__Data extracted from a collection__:

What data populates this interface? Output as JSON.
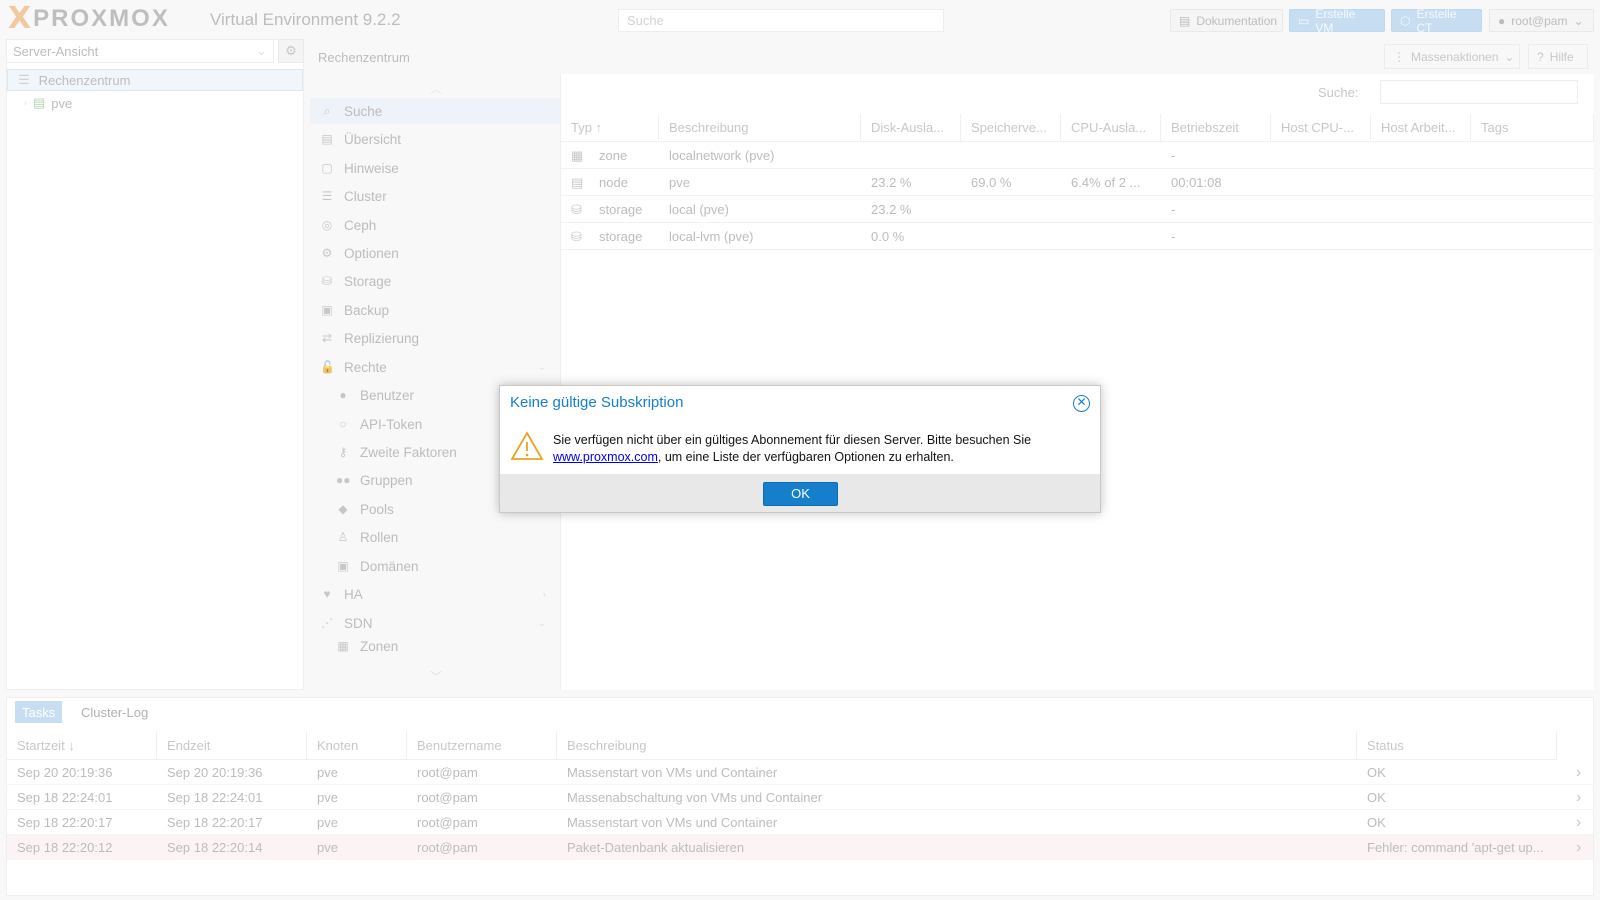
{
  "header": {
    "brand": "PROXMOX",
    "version": "Virtual Environment 9.2.2",
    "search_placeholder": "Suche",
    "doc_label": "Dokumentation",
    "create_vm_label": "Erstelle VM",
    "create_ct_label": "Erstelle CT",
    "user_label": "root@pam"
  },
  "tree": {
    "view_label": "Server-Ansicht",
    "datacenter_label": "Rechenzentrum",
    "node_label": "pve"
  },
  "breadcrumb": "Rechenzentrum",
  "toolbar": {
    "bulk_label": "Massenaktionen",
    "help_label": "Hilfe",
    "search_label": "Suche:"
  },
  "nav": [
    {
      "label": "Suche",
      "icon": "search-icon",
      "glyph": "⌕"
    },
    {
      "label": "Übersicht",
      "icon": "book-icon",
      "glyph": "▤"
    },
    {
      "label": "Hinweise",
      "icon": "note-icon",
      "glyph": "▢"
    },
    {
      "label": "Cluster",
      "icon": "server-icon",
      "glyph": "☰"
    },
    {
      "label": "Ceph",
      "icon": "ceph-icon",
      "glyph": "◎"
    },
    {
      "label": "Optionen",
      "icon": "gear-icon",
      "glyph": "⚙"
    },
    {
      "label": "Storage",
      "icon": "database-icon",
      "glyph": "⛁"
    },
    {
      "label": "Backup",
      "icon": "floppy-icon",
      "glyph": "▣"
    },
    {
      "label": "Replizierung",
      "icon": "retweet-icon",
      "glyph": "⇄"
    },
    {
      "label": "Rechte",
      "icon": "unlock-icon",
      "glyph": "🔓"
    },
    {
      "label": "Benutzer",
      "icon": "user-icon",
      "glyph": "●"
    },
    {
      "label": "API-Token",
      "icon": "user-outline-icon",
      "glyph": "○"
    },
    {
      "label": "Zweite Faktoren",
      "icon": "key-icon",
      "glyph": "⚷"
    },
    {
      "label": "Gruppen",
      "icon": "users-icon",
      "glyph": "●●"
    },
    {
      "label": "Pools",
      "icon": "tags-icon",
      "glyph": "◆"
    },
    {
      "label": "Rollen",
      "icon": "male-icon",
      "glyph": "♙"
    },
    {
      "label": "Domänen",
      "icon": "address-book-icon",
      "glyph": "▣"
    },
    {
      "label": "HA",
      "icon": "heartbeat-icon",
      "glyph": "♥"
    },
    {
      "label": "SDN",
      "icon": "sdn-icon",
      "glyph": "⋰"
    },
    {
      "label": "Zonen",
      "icon": "th-icon",
      "glyph": "▦"
    }
  ],
  "grid": {
    "columns": [
      "Typ ↑",
      "Beschreibung",
      "Disk-Ausla...",
      "Speicherve...",
      "CPU-Ausla...",
      "Betriebszeit",
      "Host CPU-...",
      "Host Arbeit...",
      "Tags"
    ],
    "rows": [
      {
        "type": "zone",
        "desc": "localnetwork (pve)",
        "disk": "",
        "mem": "",
        "cpu": "",
        "uptime": "-"
      },
      {
        "type": "node",
        "desc": "pve",
        "disk": "23.2 %",
        "mem": "69.0 %",
        "cpu": "6.4% of 2 ...",
        "uptime": "00:01:08"
      },
      {
        "type": "storage",
        "desc": "local (pve)",
        "disk": "23.2 %",
        "mem": "",
        "cpu": "",
        "uptime": "-"
      },
      {
        "type": "storage",
        "desc": "local-lvm (pve)",
        "disk": "0.0 %",
        "mem": "",
        "cpu": "",
        "uptime": "-"
      }
    ]
  },
  "dialog": {
    "title": "Keine gültige Subskription",
    "text_before": "Sie verfügen nicht über ein gültiges Abonnement für diesen Server. Bitte besuchen Sie",
    "link": "www.proxmox.com",
    "text_after": ", um eine Liste der verfügbaren Optionen zu erhalten.",
    "ok_label": "OK"
  },
  "tasks": {
    "tabs": [
      "Tasks",
      "Cluster-Log"
    ],
    "columns": [
      "Startzeit ↓",
      "Endzeit",
      "Knoten",
      "Benutzername",
      "Beschreibung",
      "Status"
    ],
    "rows": [
      {
        "start": "Sep 20 20:19:36",
        "end": "Sep 20 20:19:36",
        "node": "pve",
        "user": "root@pam",
        "desc": "Massenstart von VMs und Container",
        "status": "OK"
      },
      {
        "start": "Sep 18 22:24:01",
        "end": "Sep 18 22:24:01",
        "node": "pve",
        "user": "root@pam",
        "desc": "Massenabschaltung von VMs und Container",
        "status": "OK"
      },
      {
        "start": "Sep 18 22:20:17",
        "end": "Sep 18 22:20:17",
        "node": "pve",
        "user": "root@pam",
        "desc": "Massenstart von VMs und Container",
        "status": "OK"
      },
      {
        "start": "Sep 18 22:20:12",
        "end": "Sep 18 22:20:14",
        "node": "pve",
        "user": "root@pam",
        "desc": "Paket-Datenbank aktualisieren",
        "status": "Fehler: command 'apt-get up..."
      }
    ]
  }
}
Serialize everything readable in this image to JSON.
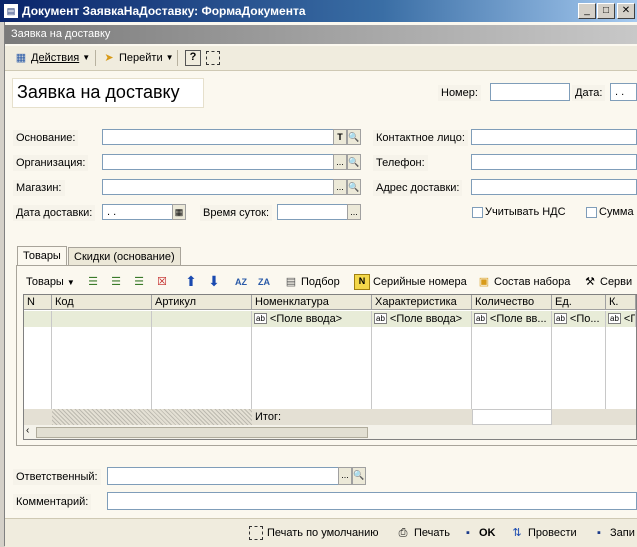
{
  "window": {
    "title": "Документ ЗаявкаНаДоставку: ФормаДокумента",
    "min_label": "_",
    "max_label": "□",
    "close_label": "✕"
  },
  "inner_title": "Заявка на доставку",
  "toolbar": {
    "actions_label": "Действия",
    "goto_label": "Перейти",
    "help_label": "?"
  },
  "form": {
    "heading": "Заявка на доставку",
    "number_label": "Номер:",
    "number_value": "",
    "date_label": "Дата:",
    "date_value": ". .",
    "osnovanie_label": "Основание:",
    "organization_label": "Организация:",
    "shop_label": "Магазин:",
    "delivery_date_label": "Дата доставки:",
    "delivery_date_value": ". .",
    "time_of_day_label": "Время суток:",
    "contact_label": "Контактное лицо:",
    "phone_label": "Телефон:",
    "address_label": "Адрес доставки:",
    "vat_label": "Учитывать НДС",
    "sum_label": "Сумма",
    "t_button": "T",
    "ellipsis": "..."
  },
  "tabs": [
    {
      "label": "Товары"
    },
    {
      "label": "Скидки (основание)"
    }
  ],
  "grid_toolbar": {
    "goods_menu": "Товары",
    "podbor": "Подбор",
    "serial": "Серийные номера",
    "set_composition": "Состав набора",
    "service": "Серви"
  },
  "grid": {
    "columns": [
      "N",
      "Код",
      "Артикул",
      "Номенклатура",
      "Характеристика",
      "Количество",
      "Ед.",
      "К."
    ],
    "row1": [
      "<Поле ввода>",
      "<Поле ввода>",
      "<Поле вв...",
      "<По...",
      "<П"
    ],
    "ab_icon": "ab",
    "total_label": "Итог:"
  },
  "bottom_fields": {
    "responsible_label": "Ответственный:",
    "comment_label": "Комментарий:",
    "ellipsis": "..."
  },
  "bottom_bar": {
    "print_default": "Печать по умолчанию",
    "print": "Печать",
    "ok": "OK",
    "post": "Провести",
    "write": "Запи"
  },
  "colors": {
    "title_bar": "#0a246a",
    "form_bg": "#fbf8ef",
    "selected_row": "#e8ecd8"
  }
}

__OBJECTIVE__: Quote every line word for word and keep the images out of the copy.

__FINAL RESULT__:
What data populates this interface? Output as JSON.
{
  "header": {
    "brand": "PROXMOX",
    "version": "Virtual Environment 9.2.2",
    "search_placeholder": "Suche",
    "doc_label": "Dokumentation",
    "create_vm_label": "Erstelle VM",
    "create_ct_label": "Erstelle CT",
    "user_label": "root@pam"
  },
  "tree": {
    "view_label": "Server-Ansicht",
    "datacenter_label": "Rechenzentrum",
    "node_label": "pve"
  },
  "breadcrumb": "Rechenzentrum",
  "toolbar": {
    "bulk_label": "Massenaktionen",
    "help_label": "Hilfe",
    "search_label": "Suche:"
  },
  "nav": [
    {
      "label": "Suche",
      "icon": "search-icon",
      "glyph": "⌕"
    },
    {
      "label": "Übersicht",
      "icon": "book-icon",
      "glyph": "▤"
    },
    {
      "label": "Hinweise",
      "icon": "note-icon",
      "glyph": "▢"
    },
    {
      "label": "Cluster",
      "icon": "server-icon",
      "glyph": "☰"
    },
    {
      "label": "Ceph",
      "icon": "ceph-icon",
      "glyph": "◎"
    },
    {
      "label": "Optionen",
      "icon": "gear-icon",
      "glyph": "⚙"
    },
    {
      "label": "Storage",
      "icon": "database-icon",
      "glyph": "⛁"
    },
    {
      "label": "Backup",
      "icon": "floppy-icon",
      "glyph": "▣"
    },
    {
      "label": "Replizierung",
      "icon": "retweet-icon",
      "glyph": "⇄"
    },
    {
      "label": "Rechte",
      "icon": "unlock-icon",
      "glyph": "🔓"
    },
    {
      "label": "Benutzer",
      "icon": "user-icon",
      "glyph": "●"
    },
    {
      "label": "API-Token",
      "icon": "user-outline-icon",
      "glyph": "○"
    },
    {
      "label": "Zweite Faktoren",
      "icon": "key-icon",
      "glyph": "⚷"
    },
    {
      "label": "Gruppen",
      "icon": "users-icon",
      "glyph": "●●"
    },
    {
      "label": "Pools",
      "icon": "tags-icon",
      "glyph": "◆"
    },
    {
      "label": "Rollen",
      "icon": "male-icon",
      "glyph": "♙"
    },
    {
      "label": "Domänen",
      "icon": "address-book-icon",
      "glyph": "▣"
    },
    {
      "label": "HA",
      "icon": "heartbeat-icon",
      "glyph": "♥"
    },
    {
      "label": "SDN",
      "icon": "sdn-icon",
      "glyph": "⋰"
    },
    {
      "label": "Zonen",
      "icon": "th-icon",
      "glyph": "▦"
    }
  ],
  "grid": {
    "columns": [
      "Typ ↑",
      "Beschreibung",
      "Disk-Ausla...",
      "Speicherve...",
      "CPU-Ausla...",
      "Betriebszeit",
      "Host CPU-...",
      "Host Arbeit...",
      "Tags"
    ],
    "rows": [
      {
        "type": "zone",
        "desc": "localnetwork (pve)",
        "disk": "",
        "mem": "",
        "cpu": "",
        "uptime": "-"
      },
      {
        "type": "node",
        "desc": "pve",
        "disk": "23.2 %",
        "mem": "69.0 %",
        "cpu": "6.4% of 2 ...",
        "uptime": "00:01:08"
      },
      {
        "type": "storage",
        "desc": "local (pve)",
        "disk": "23.2 %",
        "mem": "",
        "cpu": "",
        "uptime": "-"
      },
      {
        "type": "storage",
        "desc": "local-lvm (pve)",
        "disk": "0.0 %",
        "mem": "",
        "cpu": "",
        "uptime": "-"
      }
    ]
  },
  "dialog": {
    "title": "Keine gültige Subskription",
    "text_before": "Sie verfügen nicht über ein gültiges Abonnement für diesen Server. Bitte besuchen Sie",
    "link": "www.proxmox.com",
    "text_after": ", um eine Liste der verfügbaren Optionen zu erhalten.",
    "ok_label": "OK"
  },
  "tasks": {
    "tabs": [
      "Tasks",
      "Cluster-Log"
    ],
    "columns": [
      "Startzeit ↓",
      "Endzeit",
      "Knoten",
      "Benutzername",
      "Beschreibung",
      "Status"
    ],
    "rows": [
      {
        "start": "Sep 20 20:19:36",
        "end": "Sep 20 20:19:36",
        "node": "pve",
        "user": "root@pam",
        "desc": "Massenstart von VMs und Container",
        "status": "OK"
      },
      {
        "start": "Sep 18 22:24:01",
        "end": "Sep 18 22:24:01",
        "node": "pve",
        "user": "root@pam",
        "desc": "Massenabschaltung von VMs und Container",
        "status": "OK"
      },
      {
        "start": "Sep 18 22:20:17",
        "end": "Sep 18 22:20:17",
        "node": "pve",
        "user": "root@pam",
        "desc": "Massenstart von VMs und Container",
        "status": "OK"
      },
      {
        "start": "Sep 18 22:20:12",
        "end": "Sep 18 22:20:14",
        "node": "pve",
        "user": "root@pam",
        "desc": "Paket-Datenbank aktualisieren",
        "status": "Fehler: command 'apt-get up..."
      }
    ]
  }
}
Serialize everything readable in this image to JSON.
{
  "window": {
    "title": "Документ ЗаявкаНаДоставку: ФормаДокумента",
    "min_label": "_",
    "max_label": "□",
    "close_label": "✕"
  },
  "inner_title": "Заявка на доставку",
  "toolbar": {
    "actions_label": "Действия",
    "goto_label": "Перейти",
    "help_label": "?"
  },
  "form": {
    "heading": "Заявка на доставку",
    "number_label": "Номер:",
    "number_value": "",
    "date_label": "Дата:",
    "date_value": ". .",
    "osnovanie_label": "Основание:",
    "organization_label": "Организация:",
    "shop_label": "Магазин:",
    "delivery_date_label": "Дата доставки:",
    "delivery_date_value": ". .",
    "time_of_day_label": "Время суток:",
    "contact_label": "Контактное лицо:",
    "phone_label": "Телефон:",
    "address_label": "Адрес доставки:",
    "vat_label": "Учитывать НДС",
    "sum_label": "Сумма",
    "t_button": "T",
    "ellipsis": "..."
  },
  "tabs": [
    {
      "label": "Товары"
    },
    {
      "label": "Скидки (основание)"
    }
  ],
  "grid_toolbar": {
    "goods_menu": "Товары",
    "podbor": "Подбор",
    "serial": "Серийные номера",
    "set_composition": "Состав набора",
    "service": "Серви"
  },
  "grid": {
    "columns": [
      "N",
      "Код",
      "Артикул",
      "Номенклатура",
      "Характеристика",
      "Количество",
      "Ед.",
      "К."
    ],
    "row1": [
      "<Поле ввода>",
      "<Поле ввода>",
      "<Поле вв...",
      "<По...",
      "<П"
    ],
    "ab_icon": "ab",
    "total_label": "Итог:"
  },
  "bottom_fields": {
    "responsible_label": "Ответственный:",
    "comment_label": "Комментарий:",
    "ellipsis": "..."
  },
  "bottom_bar": {
    "print_default": "Печать по умолчанию",
    "print": "Печать",
    "ok": "OK",
    "post": "Провести",
    "write": "Запи"
  },
  "colors": {
    "title_bar": "#0a246a",
    "form_bg": "#fbf8ef",
    "selected_row": "#e8ecd8"
  }
}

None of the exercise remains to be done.